• _Directions for this task_:
Where a line contains the string "iframe", copy that line.
----
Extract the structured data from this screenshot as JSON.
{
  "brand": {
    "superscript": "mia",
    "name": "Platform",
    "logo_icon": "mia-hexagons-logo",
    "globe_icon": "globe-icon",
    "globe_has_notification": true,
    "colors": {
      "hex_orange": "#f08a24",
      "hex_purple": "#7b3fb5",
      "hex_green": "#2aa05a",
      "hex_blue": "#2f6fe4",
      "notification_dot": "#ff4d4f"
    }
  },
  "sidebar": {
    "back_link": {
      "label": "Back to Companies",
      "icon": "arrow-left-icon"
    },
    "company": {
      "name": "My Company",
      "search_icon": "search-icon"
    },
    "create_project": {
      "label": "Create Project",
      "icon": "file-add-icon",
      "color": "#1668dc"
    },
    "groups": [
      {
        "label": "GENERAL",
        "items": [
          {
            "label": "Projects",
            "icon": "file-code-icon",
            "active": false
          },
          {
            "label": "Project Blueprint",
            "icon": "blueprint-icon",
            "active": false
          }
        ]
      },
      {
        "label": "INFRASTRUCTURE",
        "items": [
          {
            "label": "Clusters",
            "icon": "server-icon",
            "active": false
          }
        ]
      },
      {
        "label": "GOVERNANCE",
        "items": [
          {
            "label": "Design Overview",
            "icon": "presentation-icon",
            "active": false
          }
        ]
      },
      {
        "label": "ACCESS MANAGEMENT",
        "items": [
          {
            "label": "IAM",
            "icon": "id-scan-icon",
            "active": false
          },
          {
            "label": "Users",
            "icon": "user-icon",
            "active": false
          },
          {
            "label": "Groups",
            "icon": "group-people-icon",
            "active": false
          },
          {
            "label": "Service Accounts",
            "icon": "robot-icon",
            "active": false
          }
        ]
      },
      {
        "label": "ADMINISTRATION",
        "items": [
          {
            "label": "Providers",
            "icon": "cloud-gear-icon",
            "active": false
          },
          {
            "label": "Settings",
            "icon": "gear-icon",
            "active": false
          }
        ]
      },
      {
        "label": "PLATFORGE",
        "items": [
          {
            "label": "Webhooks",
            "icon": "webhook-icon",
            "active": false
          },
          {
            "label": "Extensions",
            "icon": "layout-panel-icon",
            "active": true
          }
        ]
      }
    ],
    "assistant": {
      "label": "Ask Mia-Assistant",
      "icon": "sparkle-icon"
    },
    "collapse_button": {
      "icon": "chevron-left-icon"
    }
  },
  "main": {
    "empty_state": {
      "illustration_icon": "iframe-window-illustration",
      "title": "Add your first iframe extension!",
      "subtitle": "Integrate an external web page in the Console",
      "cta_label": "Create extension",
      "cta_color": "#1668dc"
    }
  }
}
----
• _Full solution_:
      "illustration_icon": "iframe-window-illustration",
      "title": "Add your first iframe extension!",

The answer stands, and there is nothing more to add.